▸ Page extract
^^^^
The Senior Staff Association of Nigerian Universities (SSANU) has withdrawn its support for the implementation of the Integrated Payroll and Personnel Information System (IPPIS), a government payment platform, for its members across the Nigerian universities.
The workers’ union, which had initially supported the initiative, said its trust in the system was betrayed by the Federal Government “as reflected in the various irregularities noticed in the payment of February salaries of its members.”
In a statement issued on Monday and signed by the union’s spokesman, Abdulsobur Salaam, SSANU noted that all peculiarities it identified before the implementation, and which the office of the accountant general of the federation and other implementing partners agreed to incorporate, were disregarded in the implementation.
The statement reads in part; “Kindly recall that we keyed into the IPPIS with an understanding that all the peculiarities in the University system, particularly pertaining to our members would be adequately addressed, especially the issues of allowances, appointments, increments, third party deductions etc. Various concerns were raised and our fears were allayed through various correspondences, meetings and practical sessions where the application was displayed and all issues brought forward were addressed. It was only after exhausting all the queries and getting satisfactory answers that our union, SSANU and its JAC counterpart NASU, decided to key into the platform in the overall interest of the system and our members.
^^^^
▸ Activity list
1. Duplicate the passage of the SSANU article starting at "In a statement" and ending at "in the implementation.".
2. Pick up the SSANU article on IPPIS after its final sentence and continue writing it.

▸ Dataset content
^^^^
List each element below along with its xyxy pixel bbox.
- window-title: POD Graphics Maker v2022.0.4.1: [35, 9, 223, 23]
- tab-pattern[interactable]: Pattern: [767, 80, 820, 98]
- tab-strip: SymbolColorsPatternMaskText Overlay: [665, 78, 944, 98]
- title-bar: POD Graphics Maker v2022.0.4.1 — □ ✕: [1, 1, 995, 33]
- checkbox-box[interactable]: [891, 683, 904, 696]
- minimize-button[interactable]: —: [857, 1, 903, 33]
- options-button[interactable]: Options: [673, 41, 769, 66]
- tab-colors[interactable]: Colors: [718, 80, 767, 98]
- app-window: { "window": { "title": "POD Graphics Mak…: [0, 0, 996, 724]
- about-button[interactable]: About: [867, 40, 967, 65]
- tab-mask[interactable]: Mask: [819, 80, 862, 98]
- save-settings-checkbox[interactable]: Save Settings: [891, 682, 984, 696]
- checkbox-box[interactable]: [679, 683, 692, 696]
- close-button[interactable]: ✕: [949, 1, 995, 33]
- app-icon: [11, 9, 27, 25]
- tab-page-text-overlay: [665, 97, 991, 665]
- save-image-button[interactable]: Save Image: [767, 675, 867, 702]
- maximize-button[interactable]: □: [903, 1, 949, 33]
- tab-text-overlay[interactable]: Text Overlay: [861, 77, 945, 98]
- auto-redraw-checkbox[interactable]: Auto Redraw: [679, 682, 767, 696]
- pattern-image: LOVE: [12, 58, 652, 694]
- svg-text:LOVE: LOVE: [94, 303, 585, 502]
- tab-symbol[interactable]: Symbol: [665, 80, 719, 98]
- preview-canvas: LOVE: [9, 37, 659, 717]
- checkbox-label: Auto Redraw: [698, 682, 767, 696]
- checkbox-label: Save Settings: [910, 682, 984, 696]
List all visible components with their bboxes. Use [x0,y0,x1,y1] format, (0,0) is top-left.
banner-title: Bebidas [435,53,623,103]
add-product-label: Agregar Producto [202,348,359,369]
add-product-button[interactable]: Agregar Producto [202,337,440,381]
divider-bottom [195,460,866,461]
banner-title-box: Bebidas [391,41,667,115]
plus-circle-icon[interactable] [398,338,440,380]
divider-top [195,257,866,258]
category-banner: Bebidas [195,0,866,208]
^^^^
▸ Expected responses
1.
In a statement issued on Monday and signed by the union’s spokesman, Abdulsobur Salaam, SSANU noted that all peculiarities it identified before the implementation, and which the office of the accountant general of the federation and other implementing partners agreed to incorporate, were disregarded in the implementation.

2.
“It is therefore shocking to us that our first real taste of the IPPIS application is totally different from what was presented. All the concerns raised by our unions were not implemented and disregarded. Apart from the breach of trust which has now manifested, our members across the universities are groaning from various anomalies witnessed in their salaries thereby forcing them into great hardships which they never bargained for when they keyed into the IPPIS. As a leadership, this is totally unacceptable! The recent development has once again shown, despite our attempts to test otherwise, that Government can never be trusted and as such, based on what we have been subjected to with the February salary, we do not blame our lecturer counterparts, ASUU, for resisting the IPPIS from the beginning.”
The union has, therefore, requested the government to stop using the new platform to pay its members, and that reversal to the old platform of the Government Integrated Financial Management Information System (GIFMIS), would be appreciated.
The union also warned against the deployment for, its members, a new model – University Transparency and Accountability Solution (UTAS) proposed by the Academic Staff Union of Universities (ASUU) to be integrated into the IPPIS.
“…While we place on record, the right of ASUU to reach an understanding with Government on this hybrid payment platform, we note that this can only be implemented for ASUU members as at today and if it is to be implemented across board, it must be with the consent of the other university based unions.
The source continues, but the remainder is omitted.